# [THE TASK]
Tell how many lines contain the word "angle". Reply with the number only.

# [EXTRACTED MATERIAL]
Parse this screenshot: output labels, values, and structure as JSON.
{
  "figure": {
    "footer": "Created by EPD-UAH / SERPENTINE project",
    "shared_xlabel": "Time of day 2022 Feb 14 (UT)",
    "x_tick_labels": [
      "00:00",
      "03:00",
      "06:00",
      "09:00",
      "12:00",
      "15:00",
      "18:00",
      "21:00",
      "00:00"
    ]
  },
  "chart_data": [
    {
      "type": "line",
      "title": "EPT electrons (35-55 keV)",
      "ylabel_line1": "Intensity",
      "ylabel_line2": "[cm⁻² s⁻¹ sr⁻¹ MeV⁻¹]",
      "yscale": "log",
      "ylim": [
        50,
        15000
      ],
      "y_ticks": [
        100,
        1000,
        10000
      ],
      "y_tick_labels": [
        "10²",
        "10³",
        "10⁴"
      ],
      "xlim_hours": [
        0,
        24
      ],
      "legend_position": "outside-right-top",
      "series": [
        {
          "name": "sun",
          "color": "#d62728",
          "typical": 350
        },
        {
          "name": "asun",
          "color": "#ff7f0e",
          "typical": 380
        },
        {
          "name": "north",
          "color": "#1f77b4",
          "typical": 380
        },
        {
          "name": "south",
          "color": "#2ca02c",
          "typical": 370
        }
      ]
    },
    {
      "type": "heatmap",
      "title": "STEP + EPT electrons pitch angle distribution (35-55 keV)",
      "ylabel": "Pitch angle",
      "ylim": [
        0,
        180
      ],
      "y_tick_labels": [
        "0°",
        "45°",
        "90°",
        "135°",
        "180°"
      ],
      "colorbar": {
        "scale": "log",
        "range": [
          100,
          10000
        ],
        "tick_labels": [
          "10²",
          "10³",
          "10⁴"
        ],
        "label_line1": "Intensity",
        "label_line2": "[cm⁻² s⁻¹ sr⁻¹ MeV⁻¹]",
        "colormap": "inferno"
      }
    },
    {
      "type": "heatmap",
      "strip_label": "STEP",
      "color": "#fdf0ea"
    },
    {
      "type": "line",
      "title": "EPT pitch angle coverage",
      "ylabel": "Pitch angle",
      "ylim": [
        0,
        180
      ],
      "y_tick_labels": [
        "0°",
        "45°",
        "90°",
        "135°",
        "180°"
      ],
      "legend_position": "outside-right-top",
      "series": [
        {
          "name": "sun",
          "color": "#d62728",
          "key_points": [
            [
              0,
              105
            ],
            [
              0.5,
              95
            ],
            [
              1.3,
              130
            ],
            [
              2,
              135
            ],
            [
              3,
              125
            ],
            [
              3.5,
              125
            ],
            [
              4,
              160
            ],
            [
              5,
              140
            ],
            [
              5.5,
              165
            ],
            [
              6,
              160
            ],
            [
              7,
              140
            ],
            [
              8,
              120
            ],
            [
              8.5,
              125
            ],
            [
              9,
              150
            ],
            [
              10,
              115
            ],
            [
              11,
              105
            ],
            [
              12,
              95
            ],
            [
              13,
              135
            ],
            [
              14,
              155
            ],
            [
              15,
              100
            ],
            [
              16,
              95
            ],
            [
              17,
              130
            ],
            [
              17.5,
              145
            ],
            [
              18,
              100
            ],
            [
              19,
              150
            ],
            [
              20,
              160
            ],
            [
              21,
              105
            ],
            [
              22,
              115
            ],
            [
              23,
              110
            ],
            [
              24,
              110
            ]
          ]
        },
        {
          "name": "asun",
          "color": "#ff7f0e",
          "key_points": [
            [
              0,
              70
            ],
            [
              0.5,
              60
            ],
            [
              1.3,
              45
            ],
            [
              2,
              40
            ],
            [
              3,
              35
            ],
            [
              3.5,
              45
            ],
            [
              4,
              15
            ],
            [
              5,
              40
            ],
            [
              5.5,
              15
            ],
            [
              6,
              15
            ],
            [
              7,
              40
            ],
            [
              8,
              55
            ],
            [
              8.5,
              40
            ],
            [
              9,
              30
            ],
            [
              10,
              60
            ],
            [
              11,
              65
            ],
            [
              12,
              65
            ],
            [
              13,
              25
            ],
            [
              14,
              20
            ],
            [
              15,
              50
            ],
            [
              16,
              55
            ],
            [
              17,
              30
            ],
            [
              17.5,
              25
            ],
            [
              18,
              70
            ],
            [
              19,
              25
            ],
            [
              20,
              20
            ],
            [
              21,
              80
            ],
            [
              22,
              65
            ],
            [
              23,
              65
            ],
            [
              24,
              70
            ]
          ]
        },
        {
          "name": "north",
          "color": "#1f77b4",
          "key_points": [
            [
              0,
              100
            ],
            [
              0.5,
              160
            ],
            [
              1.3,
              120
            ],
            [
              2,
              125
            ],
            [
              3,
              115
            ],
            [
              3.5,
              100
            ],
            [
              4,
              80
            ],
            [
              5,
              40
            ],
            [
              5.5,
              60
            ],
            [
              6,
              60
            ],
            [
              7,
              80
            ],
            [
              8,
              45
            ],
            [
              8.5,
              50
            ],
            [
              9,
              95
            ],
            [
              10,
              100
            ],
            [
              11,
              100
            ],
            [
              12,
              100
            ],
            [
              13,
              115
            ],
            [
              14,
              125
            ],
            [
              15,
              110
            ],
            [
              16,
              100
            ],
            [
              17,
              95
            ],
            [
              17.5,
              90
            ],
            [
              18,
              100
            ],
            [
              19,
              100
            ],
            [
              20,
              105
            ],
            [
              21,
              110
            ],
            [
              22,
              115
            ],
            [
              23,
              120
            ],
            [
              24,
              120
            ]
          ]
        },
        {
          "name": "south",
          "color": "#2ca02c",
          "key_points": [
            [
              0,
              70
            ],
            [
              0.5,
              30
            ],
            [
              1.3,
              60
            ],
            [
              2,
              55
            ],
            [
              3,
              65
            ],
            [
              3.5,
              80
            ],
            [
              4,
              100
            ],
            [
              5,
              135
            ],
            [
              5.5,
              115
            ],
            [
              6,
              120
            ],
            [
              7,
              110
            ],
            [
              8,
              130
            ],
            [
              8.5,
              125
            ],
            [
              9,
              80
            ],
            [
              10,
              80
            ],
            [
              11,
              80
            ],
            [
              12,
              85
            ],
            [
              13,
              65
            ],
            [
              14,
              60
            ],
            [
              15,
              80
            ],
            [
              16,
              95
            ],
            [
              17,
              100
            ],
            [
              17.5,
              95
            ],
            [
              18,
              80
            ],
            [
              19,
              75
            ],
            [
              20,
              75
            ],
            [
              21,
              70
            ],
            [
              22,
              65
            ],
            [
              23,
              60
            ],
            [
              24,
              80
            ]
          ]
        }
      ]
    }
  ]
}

# [RESPONSE TO THE EXERCISE]
4